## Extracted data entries
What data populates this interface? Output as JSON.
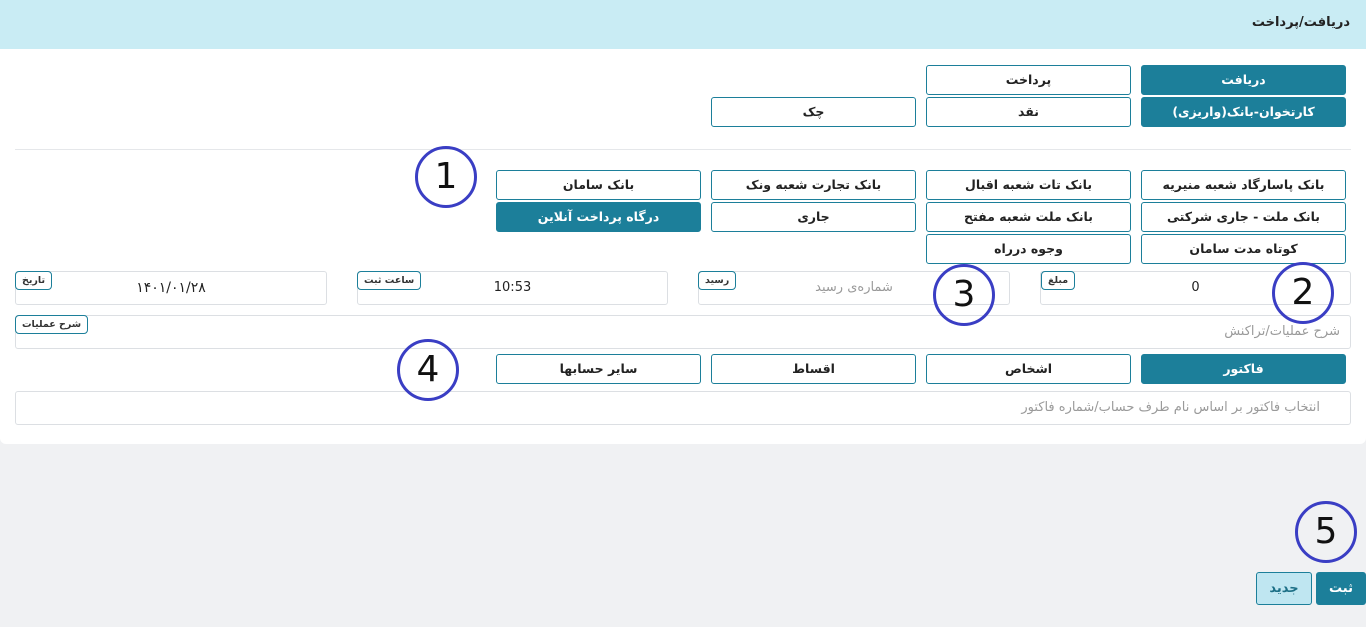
{
  "header": {
    "title": "دریافت/پرداخت"
  },
  "type_toggle": {
    "receive": "دریافت",
    "pay": "پرداخت"
  },
  "method_toggle": {
    "card_bank": "کارتخوان-بانک(واریزی)",
    "cash": "نقد",
    "cheque": "چک"
  },
  "banks": [
    "بانک پاسارگاد شعبه منیریه",
    "بانک تات شعبه اقبال",
    "بانک تجارت شعبه ونک",
    "بانک سامان",
    "بانک ملت - جاری شرکتی",
    "بانک ملت شعبه مفتح",
    "جاری",
    "درگاه پرداخت آنلاین",
    "کوتاه مدت سامان",
    "وجوه درراه"
  ],
  "fields": {
    "amount_label": "مبلغ",
    "amount_value": "0",
    "receipt_label": "رسید",
    "receipt_placeholder": "شماره‌ی رسید",
    "time_label": "ساعت ثبت",
    "time_value": "10:53",
    "date_label": "تاریخ",
    "date_value": "۱۴۰۱/۰۱/۲۸",
    "description_label": "شرح عملیات",
    "description_placeholder": "شرح عملیات/تراکنش"
  },
  "target_tabs": {
    "invoice": "فاکتور",
    "persons": "اشخاص",
    "installments": "اقساط",
    "other_accounts": "سایر حسابها"
  },
  "invoice_search": {
    "placeholder": "انتخاب فاکتور بر اساس نام طرف حساب/شماره فاکتور"
  },
  "actions": {
    "submit": "ثبت",
    "new": "جدید"
  },
  "annotations": [
    "1",
    "2",
    "3",
    "4",
    "5"
  ],
  "colors": {
    "accent": "#1c7f9a",
    "header_bg": "#c9ecf4",
    "annotation_ring": "#3a3ec4"
  }
}
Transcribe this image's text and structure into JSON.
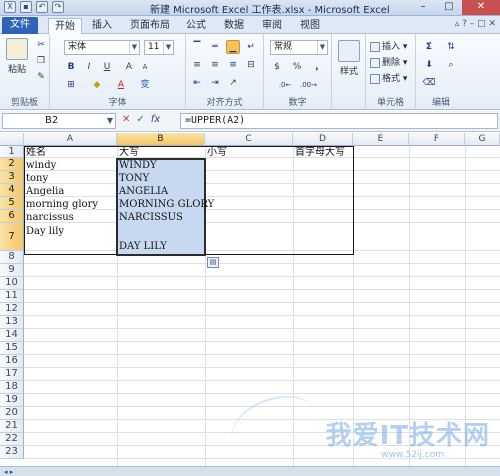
{
  "window": {
    "title": "新建 Microsoft Excel 工作表.xlsx - Microsoft Excel",
    "controls": [
      "–",
      "□",
      "✕"
    ]
  },
  "tabs": [
    {
      "label": "文件",
      "active": false,
      "file": true
    },
    {
      "label": "开始",
      "active": true
    },
    {
      "label": "插入"
    },
    {
      "label": "页面布局"
    },
    {
      "label": "公式"
    },
    {
      "label": "数据"
    },
    {
      "label": "审阅"
    },
    {
      "label": "视图"
    }
  ],
  "ribbon": {
    "clipboard": {
      "label": "剪贴板",
      "paste": "粘贴"
    },
    "font": {
      "label": "字体",
      "name": "宋体",
      "size": "11",
      "bold": "B",
      "italic": "I",
      "underline": "U",
      "grow": "A",
      "shrink": "A",
      "color": "A",
      "wen": "变"
    },
    "alignment": {
      "label": "对齐方式"
    },
    "number": {
      "label": "数字",
      "format": "常规",
      "percent": "%",
      "comma": ",",
      "currency": "$"
    },
    "styles": {
      "label": "样式",
      "button": "样式"
    },
    "cells": {
      "label": "单元格",
      "insert": "插入",
      "delete": "删除",
      "format": "格式"
    },
    "editing": {
      "label": "编辑",
      "sum": "Σ"
    }
  },
  "formula_bar": {
    "name_box": "B2",
    "fx": "fx",
    "formula": "=UPPER(A2)"
  },
  "columns": [
    "A",
    "B",
    "C",
    "D",
    "E",
    "F",
    "G"
  ],
  "rows": [
    "1",
    "2",
    "3",
    "4",
    "5",
    "6",
    "7",
    "8",
    "9",
    "10",
    "11",
    "12",
    "13",
    "14",
    "15",
    "16",
    "17",
    "18",
    "19",
    "20",
    "21",
    "22",
    "23"
  ],
  "cells": {
    "A1": "姓名",
    "B1": "大写",
    "C1": "小写",
    "D1": "首字母大写",
    "A2": "windy",
    "B2": "WINDY",
    "A3": "tony",
    "B3": "TONY",
    "A4": "Angelia",
    "B4": "ANGELIA",
    "A5": "morning glory",
    "B5": "MORNING GLORY",
    "A6": "narcissus",
    "B6": "NARCISSUS",
    "A7": "Day lily",
    "B7": "DAY LILY"
  },
  "watermark": {
    "text": "我爱IT技术网",
    "sub": "www.52ij.com"
  },
  "colors": {
    "file_tab": "#2e63b8",
    "selection_fill": "#c6d9f1",
    "header_selected": "#f2c76a"
  }
}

## What is expected
Each line in the records above should be reproduced exactly; images are not copied.

## Task result
What data populates this interface? Output as JSON.
{
  "header": {
    "title": "دریافت/پرداخت"
  },
  "type_toggle": {
    "receive": "دریافت",
    "pay": "پرداخت"
  },
  "method_toggle": {
    "card_bank": "کارتخوان-بانک(واریزی)",
    "cash": "نقد",
    "cheque": "چک"
  },
  "banks": [
    "بانک پاسارگاد شعبه منیریه",
    "بانک تات شعبه اقبال",
    "بانک تجارت شعبه ونک",
    "بانک سامان",
    "بانک ملت - جاری شرکتی",
    "بانک ملت شعبه مفتح",
    "جاری",
    "درگاه پرداخت آنلاین",
    "کوتاه مدت سامان",
    "وجوه درراه"
  ],
  "fields": {
    "amount_label": "مبلغ",
    "amount_value": "0",
    "receipt_label": "رسید",
    "receipt_placeholder": "شماره‌ی رسید",
    "time_label": "ساعت ثبت",
    "time_value": "10:53",
    "date_label": "تاریخ",
    "date_value": "۱۴۰۱/۰۱/۲۸",
    "description_label": "شرح عملیات",
    "description_placeholder": "شرح عملیات/تراکنش"
  },
  "target_tabs": {
    "invoice": "فاکتور",
    "persons": "اشخاص",
    "installments": "اقساط",
    "other_accounts": "سایر حسابها"
  },
  "invoice_search": {
    "placeholder": "انتخاب فاکتور بر اساس نام طرف حساب/شماره فاکتور"
  },
  "actions": {
    "submit": "ثبت",
    "new": "جدید"
  },
  "annotations": [
    "1",
    "2",
    "3",
    "4",
    "5"
  ],
  "colors": {
    "accent": "#1c7f9a",
    "header_bg": "#c9ecf4",
    "annotation_ring": "#3a3ec4"
  }
}
Transcribe this image's text and structure into JSON.
{
  "window": {
    "title": "新建 Microsoft Excel 工作表.xlsx - Microsoft Excel",
    "controls": [
      "–",
      "□",
      "✕"
    ]
  },
  "tabs": [
    {
      "label": "文件",
      "active": false,
      "file": true
    },
    {
      "label": "开始",
      "active": true
    },
    {
      "label": "插入"
    },
    {
      "label": "页面布局"
    },
    {
      "label": "公式"
    },
    {
      "label": "数据"
    },
    {
      "label": "审阅"
    },
    {
      "label": "视图"
    }
  ],
  "ribbon": {
    "clipboard": {
      "label": "剪贴板",
      "paste": "粘贴"
    },
    "font": {
      "label": "字体",
      "name": "宋体",
      "size": "11",
      "bold": "B",
      "italic": "I",
      "underline": "U",
      "grow": "A",
      "shrink": "A",
      "color": "A",
      "wen": "变"
    },
    "alignment": {
      "label": "对齐方式"
    },
    "number": {
      "label": "数字",
      "format": "常规",
      "percent": "%",
      "comma": ",",
      "currency": "$"
    },
    "styles": {
      "label": "样式",
      "button": "样式"
    },
    "cells": {
      "label": "单元格",
      "insert": "插入",
      "delete": "删除",
      "format": "格式"
    },
    "editing": {
      "label": "编辑",
      "sum": "Σ"
    }
  },
  "formula_bar": {
    "name_box": "B2",
    "fx": "fx",
    "formula": "=UPPER(A2)"
  },
  "columns": [
    "A",
    "B",
    "C",
    "D",
    "E",
    "F",
    "G"
  ],
  "rows": [
    "1",
    "2",
    "3",
    "4",
    "5",
    "6",
    "7",
    "8",
    "9",
    "10",
    "11",
    "12",
    "13",
    "14",
    "15",
    "16",
    "17",
    "18",
    "19",
    "20",
    "21",
    "22",
    "23"
  ],
  "cells": {
    "A1": "姓名",
    "B1": "大写",
    "C1": "小写",
    "D1": "首字母大写",
    "A2": "windy",
    "B2": "WINDY",
    "A3": "tony",
    "B3": "TONY",
    "A4": "Angelia",
    "B4": "ANGELIA",
    "A5": "morning glory",
    "B5": "MORNING GLORY",
    "A6": "narcissus",
    "B6": "NARCISSUS",
    "A7": "Day lily",
    "B7": "DAY LILY"
  },
  "watermark": {
    "text": "我爱IT技术网",
    "sub": "www.52ij.com"
  },
  "colors": {
    "file_tab": "#2e63b8",
    "selection_fill": "#c6d9f1",
    "header_selected": "#f2c76a"
  }
}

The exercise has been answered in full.